(Annotations of layout elements)

══════════════════════════════

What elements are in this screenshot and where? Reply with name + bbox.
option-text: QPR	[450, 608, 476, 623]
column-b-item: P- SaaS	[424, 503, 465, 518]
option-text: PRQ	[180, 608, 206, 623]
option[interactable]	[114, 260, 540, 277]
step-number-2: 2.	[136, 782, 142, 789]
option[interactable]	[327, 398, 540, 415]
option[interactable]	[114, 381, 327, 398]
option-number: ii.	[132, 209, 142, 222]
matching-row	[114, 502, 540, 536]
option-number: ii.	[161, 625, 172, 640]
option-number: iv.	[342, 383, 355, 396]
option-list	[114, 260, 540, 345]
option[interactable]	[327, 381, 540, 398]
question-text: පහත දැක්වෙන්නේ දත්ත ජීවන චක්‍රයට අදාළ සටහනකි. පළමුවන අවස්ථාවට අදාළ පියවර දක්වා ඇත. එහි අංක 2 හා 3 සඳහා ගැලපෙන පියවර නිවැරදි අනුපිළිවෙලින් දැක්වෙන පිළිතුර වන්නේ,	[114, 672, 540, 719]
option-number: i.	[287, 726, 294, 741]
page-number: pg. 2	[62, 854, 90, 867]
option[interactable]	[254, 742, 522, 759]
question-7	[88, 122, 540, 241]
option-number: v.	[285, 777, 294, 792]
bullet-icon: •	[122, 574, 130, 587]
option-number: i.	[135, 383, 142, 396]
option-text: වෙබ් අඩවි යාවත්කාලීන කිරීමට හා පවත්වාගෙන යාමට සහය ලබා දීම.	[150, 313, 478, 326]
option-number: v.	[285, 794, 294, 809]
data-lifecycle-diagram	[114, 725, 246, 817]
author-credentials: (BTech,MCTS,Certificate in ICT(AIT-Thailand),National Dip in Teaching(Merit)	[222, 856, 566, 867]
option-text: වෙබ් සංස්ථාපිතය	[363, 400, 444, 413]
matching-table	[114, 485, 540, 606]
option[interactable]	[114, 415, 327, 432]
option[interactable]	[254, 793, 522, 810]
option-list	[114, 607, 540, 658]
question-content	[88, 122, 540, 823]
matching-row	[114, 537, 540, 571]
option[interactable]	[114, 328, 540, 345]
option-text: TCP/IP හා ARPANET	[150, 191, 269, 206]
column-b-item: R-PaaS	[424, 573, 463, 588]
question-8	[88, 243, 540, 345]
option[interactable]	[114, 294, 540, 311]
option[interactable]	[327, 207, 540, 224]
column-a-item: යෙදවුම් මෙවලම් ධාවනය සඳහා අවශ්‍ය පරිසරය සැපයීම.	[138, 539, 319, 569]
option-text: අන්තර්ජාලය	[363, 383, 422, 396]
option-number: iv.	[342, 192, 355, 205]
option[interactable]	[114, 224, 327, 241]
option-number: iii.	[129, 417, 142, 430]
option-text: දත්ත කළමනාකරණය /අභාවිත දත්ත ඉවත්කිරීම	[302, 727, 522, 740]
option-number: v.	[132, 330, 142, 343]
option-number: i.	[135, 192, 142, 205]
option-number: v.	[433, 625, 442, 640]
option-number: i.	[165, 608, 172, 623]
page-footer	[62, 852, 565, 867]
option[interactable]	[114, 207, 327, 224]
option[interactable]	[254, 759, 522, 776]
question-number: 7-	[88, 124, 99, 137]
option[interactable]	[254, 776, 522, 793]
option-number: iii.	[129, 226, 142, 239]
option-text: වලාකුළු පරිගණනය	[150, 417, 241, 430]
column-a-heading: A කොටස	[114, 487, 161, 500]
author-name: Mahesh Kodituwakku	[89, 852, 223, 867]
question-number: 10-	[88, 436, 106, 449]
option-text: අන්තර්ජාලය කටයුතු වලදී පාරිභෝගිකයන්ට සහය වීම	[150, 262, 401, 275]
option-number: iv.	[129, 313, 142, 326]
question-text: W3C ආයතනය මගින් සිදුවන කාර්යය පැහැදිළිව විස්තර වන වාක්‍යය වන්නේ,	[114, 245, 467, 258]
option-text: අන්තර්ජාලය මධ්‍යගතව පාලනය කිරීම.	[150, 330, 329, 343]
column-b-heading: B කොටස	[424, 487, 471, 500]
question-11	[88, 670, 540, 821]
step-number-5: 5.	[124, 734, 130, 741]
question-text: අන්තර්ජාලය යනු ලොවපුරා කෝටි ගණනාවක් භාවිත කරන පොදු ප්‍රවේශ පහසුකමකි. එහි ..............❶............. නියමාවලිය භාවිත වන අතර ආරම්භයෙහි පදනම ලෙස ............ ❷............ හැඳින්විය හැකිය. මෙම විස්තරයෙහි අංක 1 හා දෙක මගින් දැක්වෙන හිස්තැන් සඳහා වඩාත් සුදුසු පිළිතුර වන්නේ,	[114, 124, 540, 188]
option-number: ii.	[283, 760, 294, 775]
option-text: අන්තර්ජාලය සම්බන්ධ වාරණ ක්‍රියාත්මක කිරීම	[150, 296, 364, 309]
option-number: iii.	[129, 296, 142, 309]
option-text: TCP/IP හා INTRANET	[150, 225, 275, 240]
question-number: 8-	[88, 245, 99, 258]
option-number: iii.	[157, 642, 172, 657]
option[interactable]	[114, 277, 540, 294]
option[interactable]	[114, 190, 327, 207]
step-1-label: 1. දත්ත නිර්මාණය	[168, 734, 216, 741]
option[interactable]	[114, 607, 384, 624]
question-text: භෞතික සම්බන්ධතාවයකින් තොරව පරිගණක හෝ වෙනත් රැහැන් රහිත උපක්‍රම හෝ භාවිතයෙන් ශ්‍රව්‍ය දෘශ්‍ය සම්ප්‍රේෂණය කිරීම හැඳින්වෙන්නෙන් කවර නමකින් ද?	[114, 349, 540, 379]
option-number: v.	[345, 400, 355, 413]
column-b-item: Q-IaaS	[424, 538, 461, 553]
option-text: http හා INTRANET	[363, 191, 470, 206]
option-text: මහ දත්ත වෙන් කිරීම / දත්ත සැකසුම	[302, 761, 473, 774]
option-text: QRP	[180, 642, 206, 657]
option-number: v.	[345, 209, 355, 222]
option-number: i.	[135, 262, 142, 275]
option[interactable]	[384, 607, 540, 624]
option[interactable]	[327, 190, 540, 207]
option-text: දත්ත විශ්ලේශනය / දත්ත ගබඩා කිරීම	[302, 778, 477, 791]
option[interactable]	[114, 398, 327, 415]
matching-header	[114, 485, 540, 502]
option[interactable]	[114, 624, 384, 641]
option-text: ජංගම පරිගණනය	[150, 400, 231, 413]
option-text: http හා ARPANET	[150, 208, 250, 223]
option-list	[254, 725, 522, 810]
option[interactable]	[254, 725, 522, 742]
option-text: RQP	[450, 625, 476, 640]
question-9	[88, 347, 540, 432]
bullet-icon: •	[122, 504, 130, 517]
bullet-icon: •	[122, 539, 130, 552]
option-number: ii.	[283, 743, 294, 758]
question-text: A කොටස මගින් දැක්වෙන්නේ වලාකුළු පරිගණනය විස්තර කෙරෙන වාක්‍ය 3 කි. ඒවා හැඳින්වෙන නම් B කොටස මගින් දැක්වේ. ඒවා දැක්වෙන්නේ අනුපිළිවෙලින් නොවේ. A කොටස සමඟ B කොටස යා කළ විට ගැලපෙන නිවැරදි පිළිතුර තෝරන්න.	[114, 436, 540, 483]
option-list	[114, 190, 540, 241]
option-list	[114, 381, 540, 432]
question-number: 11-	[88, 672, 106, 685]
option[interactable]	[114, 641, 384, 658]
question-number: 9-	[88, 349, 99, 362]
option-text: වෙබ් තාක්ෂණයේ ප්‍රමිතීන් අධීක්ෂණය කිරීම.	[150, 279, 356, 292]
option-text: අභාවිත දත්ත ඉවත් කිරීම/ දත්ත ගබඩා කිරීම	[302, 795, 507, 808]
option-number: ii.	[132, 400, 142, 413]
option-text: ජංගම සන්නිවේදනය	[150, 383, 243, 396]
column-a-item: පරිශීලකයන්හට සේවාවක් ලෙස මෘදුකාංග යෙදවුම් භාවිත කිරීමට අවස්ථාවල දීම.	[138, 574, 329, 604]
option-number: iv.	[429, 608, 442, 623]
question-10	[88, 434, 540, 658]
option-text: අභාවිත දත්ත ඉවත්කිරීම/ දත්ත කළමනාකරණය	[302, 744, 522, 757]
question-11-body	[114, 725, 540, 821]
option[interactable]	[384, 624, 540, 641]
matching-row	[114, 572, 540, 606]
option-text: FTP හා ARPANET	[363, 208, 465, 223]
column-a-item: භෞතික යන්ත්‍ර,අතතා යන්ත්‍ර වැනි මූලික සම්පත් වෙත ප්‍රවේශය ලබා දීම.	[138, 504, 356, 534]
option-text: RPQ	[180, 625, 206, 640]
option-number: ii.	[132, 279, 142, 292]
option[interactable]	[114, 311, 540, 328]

══════════════════════════════

Directions: Write out the items word for word, from the start of the records through the line that contains "502, 540, 536]".

Solution for this problem:
What elements are in this screenshot and where? Reply with name + bbox.
option-text: QPR	[450, 608, 476, 623]
column-b-item: P- SaaS	[424, 503, 465, 518]
option-text: PRQ	[180, 608, 206, 623]
option[interactable]	[114, 260, 540, 277]
step-number-2: 2.	[136, 782, 142, 789]
option[interactable]	[327, 398, 540, 415]
option[interactable]	[114, 381, 327, 398]
option-number: ii.	[132, 209, 142, 222]
matching-row	[114, 502, 540, 536]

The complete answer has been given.